>> BEGIN Recorded data

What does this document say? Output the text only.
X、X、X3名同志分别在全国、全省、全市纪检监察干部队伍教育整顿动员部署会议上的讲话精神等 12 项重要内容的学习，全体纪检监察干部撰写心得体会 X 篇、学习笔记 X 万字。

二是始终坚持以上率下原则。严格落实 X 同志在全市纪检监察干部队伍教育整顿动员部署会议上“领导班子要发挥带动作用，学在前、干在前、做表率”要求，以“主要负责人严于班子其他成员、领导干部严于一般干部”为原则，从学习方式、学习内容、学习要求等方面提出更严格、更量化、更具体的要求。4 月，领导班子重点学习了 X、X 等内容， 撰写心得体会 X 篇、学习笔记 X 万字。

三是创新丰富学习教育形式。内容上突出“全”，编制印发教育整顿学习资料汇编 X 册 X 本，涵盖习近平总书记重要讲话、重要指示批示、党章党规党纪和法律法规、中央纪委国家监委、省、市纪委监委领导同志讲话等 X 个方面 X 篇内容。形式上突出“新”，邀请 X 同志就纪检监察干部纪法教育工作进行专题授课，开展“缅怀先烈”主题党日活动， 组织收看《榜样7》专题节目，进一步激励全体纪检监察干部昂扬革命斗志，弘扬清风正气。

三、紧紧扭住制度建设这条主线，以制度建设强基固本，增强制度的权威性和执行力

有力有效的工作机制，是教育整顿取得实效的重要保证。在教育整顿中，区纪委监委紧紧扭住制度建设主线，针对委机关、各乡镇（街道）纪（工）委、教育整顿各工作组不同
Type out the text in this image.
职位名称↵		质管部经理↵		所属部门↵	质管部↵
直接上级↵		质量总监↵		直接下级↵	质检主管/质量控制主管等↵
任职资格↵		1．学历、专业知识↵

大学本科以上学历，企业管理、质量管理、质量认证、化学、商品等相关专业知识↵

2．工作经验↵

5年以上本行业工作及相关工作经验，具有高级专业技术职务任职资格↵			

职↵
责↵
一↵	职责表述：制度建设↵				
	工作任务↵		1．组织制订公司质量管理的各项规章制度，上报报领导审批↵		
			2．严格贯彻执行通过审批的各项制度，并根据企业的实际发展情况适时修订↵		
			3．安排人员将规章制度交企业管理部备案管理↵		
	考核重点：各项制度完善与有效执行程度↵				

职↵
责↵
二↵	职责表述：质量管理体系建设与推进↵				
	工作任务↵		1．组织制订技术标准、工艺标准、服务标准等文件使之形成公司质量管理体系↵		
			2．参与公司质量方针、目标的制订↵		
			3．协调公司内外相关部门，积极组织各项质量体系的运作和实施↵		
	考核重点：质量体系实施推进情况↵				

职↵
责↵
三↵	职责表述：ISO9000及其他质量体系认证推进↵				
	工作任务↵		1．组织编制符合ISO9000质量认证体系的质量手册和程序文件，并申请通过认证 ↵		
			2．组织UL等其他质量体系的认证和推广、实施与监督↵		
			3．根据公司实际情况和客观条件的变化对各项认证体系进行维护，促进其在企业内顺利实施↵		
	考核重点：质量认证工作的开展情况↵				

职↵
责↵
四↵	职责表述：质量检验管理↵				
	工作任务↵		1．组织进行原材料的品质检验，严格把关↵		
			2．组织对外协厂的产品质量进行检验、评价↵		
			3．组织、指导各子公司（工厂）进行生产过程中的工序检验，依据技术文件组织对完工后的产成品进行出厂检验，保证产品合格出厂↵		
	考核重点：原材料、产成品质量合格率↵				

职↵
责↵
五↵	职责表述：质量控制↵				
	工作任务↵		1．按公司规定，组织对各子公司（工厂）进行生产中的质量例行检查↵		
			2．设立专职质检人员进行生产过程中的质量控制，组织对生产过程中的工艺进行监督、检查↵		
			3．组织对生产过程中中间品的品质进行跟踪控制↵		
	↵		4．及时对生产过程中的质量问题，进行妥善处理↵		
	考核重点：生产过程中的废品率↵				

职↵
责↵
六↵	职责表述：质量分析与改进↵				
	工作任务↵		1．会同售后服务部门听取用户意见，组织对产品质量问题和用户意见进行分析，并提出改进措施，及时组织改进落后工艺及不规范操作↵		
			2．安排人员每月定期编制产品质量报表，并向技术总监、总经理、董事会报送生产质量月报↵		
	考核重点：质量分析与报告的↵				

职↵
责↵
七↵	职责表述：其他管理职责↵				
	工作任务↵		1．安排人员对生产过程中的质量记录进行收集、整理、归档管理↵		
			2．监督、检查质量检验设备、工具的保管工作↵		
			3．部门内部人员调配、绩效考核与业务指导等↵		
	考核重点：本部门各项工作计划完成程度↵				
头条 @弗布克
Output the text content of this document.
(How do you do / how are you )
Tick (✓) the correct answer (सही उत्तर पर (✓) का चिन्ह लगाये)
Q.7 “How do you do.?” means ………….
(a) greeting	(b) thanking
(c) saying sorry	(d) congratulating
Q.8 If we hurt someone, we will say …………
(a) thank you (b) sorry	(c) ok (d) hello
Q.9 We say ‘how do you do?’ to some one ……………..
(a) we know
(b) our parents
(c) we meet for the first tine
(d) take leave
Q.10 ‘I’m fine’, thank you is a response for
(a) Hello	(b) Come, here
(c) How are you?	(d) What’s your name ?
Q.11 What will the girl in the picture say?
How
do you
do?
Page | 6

>> END Recorded data

# Goal:
Produce a verbatim transcription of the entries above.

# Worked solution:
What does this document say? Output the text only.
X、X、X3名同志分别在全国、全省、全市纪检监察干部队伍教育整顿动员部署会议上的讲话精神等 12 项重要内容的学习，全体纪检监察干部撰写心得体会 X 篇、学习笔记 X 万字。

二是始终坚持以上率下原则。严格落实 X 同志在全市纪检监察干部队伍教育整顿动员部署会议上“领导班子要发挥带动作用，学在前、干在前、做表率”要求，以“主要负责人严于班子其他成员、领导干部严于一般干部”为原则，从学习方式、学习内容、学习要求等方面提出更严格、更量化、更具体的要求。4 月，领导班子重点学习了 X、X 等内容， 撰写心得体会 X 篇、学习笔记 X 万字。

三是创新丰富学习教育形式。内容上突出“全”，编制印发教育整顿学习资料汇编 X 册 X 本，涵盖习近平总书记重要讲话、重要指示批示、党章党规党纪和法律法规、中央纪委国家监委、省、市纪委监委领导同志讲话等 X 个方面 X 篇内容。形式上突出“新”，邀请 X 同志就纪检监察干部纪法教育工作进行专题授课，开展“缅怀先烈”主题党日活动， 组织收看《榜样7》专题节目，进一步激励全体纪检监察干部昂扬革命斗志，弘扬清风正气。

三、紧紧扭住制度建设这条主线，以制度建设强基固本，增强制度的权威性和执行力

有力有效的工作机制，是教育整顿取得实效的重要保证。在教育整顿中，区纪委监委紧紧扭住制度建设主线，针对委机关、各乡镇（街道）纪（工）委、教育整顿各工作组不同
Type out the text in this image.
职位名称↵		质管部经理↵		所属部门↵	质管部↵
直接上级↵		质量总监↵		直接下级↵	质检主管/质量控制主管等↵
任职资格↵		1．学历、专业知识↵

大学本科以上学历，企业管理、质量管理、质量认证、化学、商品等相关专业知识↵

2．工作经验↵

5年以上本行业工作及相关工作经验，具有高级专业技术职务任职资格↵			

职↵
责↵
一↵	职责表述：制度建设↵				
	工作任务↵		1．组织制订公司质量管理的各项规章制度，上报报领导审批↵		
			2．严格贯彻执行通过审批的各项制度，并根据企业的实际发展情况适时修订↵		
			3．安排人员将规章制度交企业管理部备案管理↵		
	考核重点：各项制度完善与有效执行程度↵				

职↵
责↵
二↵	职责表述：质量管理体系建设与推进↵				
	工作任务↵		1．组织制订技术标准、工艺标准、服务标准等文件使之形成公司质量管理体系↵		
			2．参与公司质量方针、目标的制订↵		
			3．协调公司内外相关部门，积极组织各项质量体系的运作和实施↵		
	考核重点：质量体系实施推进情况↵				

职↵
责↵
三↵	职责表述：ISO9000及其他质量体系认证推进↵				
	工作任务↵		1．组织编制符合ISO9000质量认证体系的质量手册和程序文件，并申请通过认证 ↵		
			2．组织UL等其他质量体系的认证和推广、实施与监督↵		
			3．根据公司实际情况和客观条件的变化对各项认证体系进行维护，促进其在企业内顺利实施↵		
	考核重点：质量认证工作的开展情况↵				

职↵
责↵
四↵	职责表述：质量检验管理↵				
	工作任务↵		1．组织进行原材料的品质检验，严格把关↵		
			2．组织对外协厂的产品质量进行检验、评价↵		
			3．组织、指导各子公司（工厂）进行生产过程中的工序检验，依据技术文件组织对完工后的产成品进行出厂检验，保证产品合格出厂↵		
	考核重点：原材料、产成品质量合格率↵				

职↵
责↵
五↵	职责表述：质量控制↵				
	工作任务↵		1．按公司规定，组织对各子公司（工厂）进行生产中的质量例行检查↵		
			2．设立专职质检人员进行生产过程中的质量控制，组织对生产过程中的工艺进行监督、检查↵		
			3．组织对生产过程中中间品的品质进行跟踪控制↵		
	↵		4．及时对生产过程中的质量问题，进行妥善处理↵		
	考核重点：生产过程中的废品率↵				

职↵
责↵
六↵	职责表述：质量分析与改进↵				
	工作任务↵		1．会同售后服务部门听取用户意见，组织对产品质量问题和用户意见进行分析，并提出改进措施，及时组织改进落后工艺及不规范操作↵		
			2．安排人员每月定期编制产品质量报表，并向技术总监、总经理、董事会报送生产质量月报↵		
	考核重点：质量分析与报告的↵				

职↵
责↵
七↵	职责表述：其他管理职责↵				
	工作任务↵		1．安排人员对生产过程中的质量记录进行收集、整理、归档管理↵		
			2．监督、检查质量检验设备、工具的保管工作↵		
			3．部门内部人员调配、绩效考核与业务指导等↵		
	考核重点：本部门各项工作计划完成程度↵				
头条 @弗布克
Output the text content of this document.
(How do you do / how are you )
Tick (✓) the correct answer (सही उत्तर पर (✓) का चिन्ह लगाये)
Q.7 “How do you do.?” means ………….
(a) greeting	(b) thanking
(c) saying sorry	(d) congratulating
Q.8 If we hurt someone, we will say …………
(a) thank you (b) sorry	(c) ok (d) hello
Q.9 We say ‘how do you do?’ to some one ……………..
(a) we know
(b) our parents
(c) we meet for the first tine
(d) take leave
Q.10 ‘I’m fine’, thank you is a response for
(a) Hello	(b) Come, here
(c) How are you?	(d) What’s your name ?
Q.11 What will the girl in the picture say?
How
do you
do?
Page | 6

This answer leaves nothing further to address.